:: Written request ::
Word for word, repeat the entries, minus the pictures.

:: Raw data ::

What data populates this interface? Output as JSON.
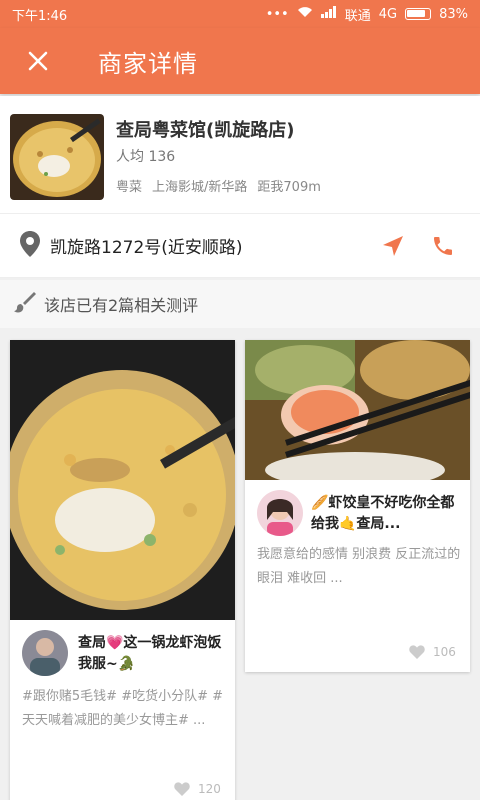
{
  "status_bar": {
    "time": "下午1:46",
    "carrier": "联通",
    "network": "4G",
    "battery": "83%"
  },
  "app_bar": {
    "title": "商家详情",
    "close_icon": "close-icon"
  },
  "shop": {
    "name": "查局粤菜馆(凯旋路店)",
    "avg_price": "人均 136",
    "cuisine": "粤菜",
    "area": "上海影城/新华路",
    "distance": "距我709m"
  },
  "address": {
    "text": "凯旋路1272号(近安顺路)",
    "pin_icon": "location-pin-icon",
    "navigate_icon": "navigate-arrow-icon",
    "phone_icon": "phone-icon"
  },
  "reviews": {
    "summary": "该店已有2篇相关测评",
    "icon": "brush-icon"
  },
  "posts": [
    {
      "title": "查局💗这一锅龙虾泡饭我服~🐊",
      "desc": "#跟你赌5毛钱# #吃货小分队# #天天喊着减肥的美少女博主# ...",
      "likes": "120"
    },
    {
      "title": "🥖虾饺皇不好吃你全都给我🤙查局...",
      "desc": "我愿意给的感情 别浪费 反正流过的眼泪 难收回 ...",
      "likes": "106"
    }
  ],
  "colors": {
    "accent": "#f0764d"
  }
}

:: Output below ::
What data populates this interface? Output as JSON.
{
  "status_bar": {
    "time": "下午1:46",
    "carrier": "联通",
    "network": "4G",
    "battery": "83%"
  },
  "app_bar": {
    "title": "商家详情",
    "close_icon": "close-icon"
  },
  "shop": {
    "name": "查局粤菜馆(凯旋路店)",
    "avg_price": "人均 136",
    "cuisine": "粤菜",
    "area": "上海影城/新华路",
    "distance": "距我709m"
  },
  "address": {
    "text": "凯旋路1272号(近安顺路)",
    "pin_icon": "location-pin-icon",
    "navigate_icon": "navigate-arrow-icon",
    "phone_icon": "phone-icon"
  },
  "reviews": {
    "summary": "该店已有2篇相关测评",
    "icon": "brush-icon"
  },
  "posts": [
    {
      "title": "查局💗这一锅龙虾泡饭我服~🐊",
      "desc": "#跟你赌5毛钱# #吃货小分队# #天天喊着减肥的美少女博主# ...",
      "likes": "120"
    },
    {
      "title": "🥖虾饺皇不好吃你全都给我🤙查局...",
      "desc": "我愿意给的感情 别浪费 反正流过的眼泪 难收回 ...",
      "likes": "106"
    }
  ],
  "colors": {
    "accent": "#f0764d"
  }
}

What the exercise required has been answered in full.